● **The problem**
Report, as a bare number, how many lines contain the string "Precipitation".

--- BEGIN Data supplied ---

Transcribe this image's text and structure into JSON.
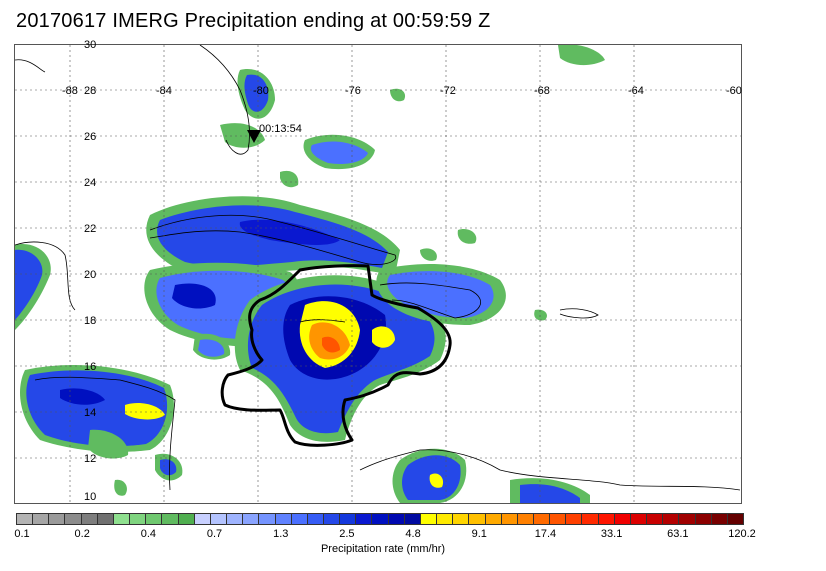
{
  "title": "20170617 IMERG Precipitation ending at 00:59:59 Z",
  "map": {
    "lon_labels": [
      "-88",
      "-84",
      "-80",
      "-76",
      "-72",
      "-68",
      "-64",
      "-60"
    ],
    "lat_labels": [
      "30",
      "28",
      "26",
      "24",
      "22",
      "20",
      "18",
      "16",
      "14",
      "12",
      "10"
    ],
    "marker_label": "00:13:54"
  },
  "colorbar": {
    "colors": [
      "#b4b4b4",
      "#a6a6a6",
      "#9a9a9a",
      "#8c8c8c",
      "#7e7e7e",
      "#707070",
      "#8fe08f",
      "#7fd47f",
      "#6fc86f",
      "#60bb60",
      "#50af50",
      "#c8d0ff",
      "#b4c4ff",
      "#9fb4ff",
      "#8aa4ff",
      "#7594ff",
      "#6082ff",
      "#4b70ff",
      "#365cf5",
      "#2548e8",
      "#1438dc",
      "#0a18d0",
      "#0010c0",
      "#0008b0",
      "#000aa0",
      "#ffff00",
      "#ffea00",
      "#ffd500",
      "#ffc000",
      "#ffaa00",
      "#ff9500",
      "#ff8000",
      "#ff6a00",
      "#ff5500",
      "#ff4000",
      "#ff2a00",
      "#ff1500",
      "#f00000",
      "#dc0000",
      "#c80000",
      "#b40000",
      "#a00000",
      "#8c0000",
      "#780000",
      "#640000"
    ],
    "tick_labels": [
      "0.1",
      "0.2",
      "0.4",
      "0.7",
      "1.3",
      "2.5",
      "4.8",
      "9.1",
      "17.4",
      "33.1",
      "63.1",
      "120.2"
    ],
    "label": "Precipitation rate (mm/hr)"
  }
}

--- END Data supplied ---

● **Solution to the problem**
2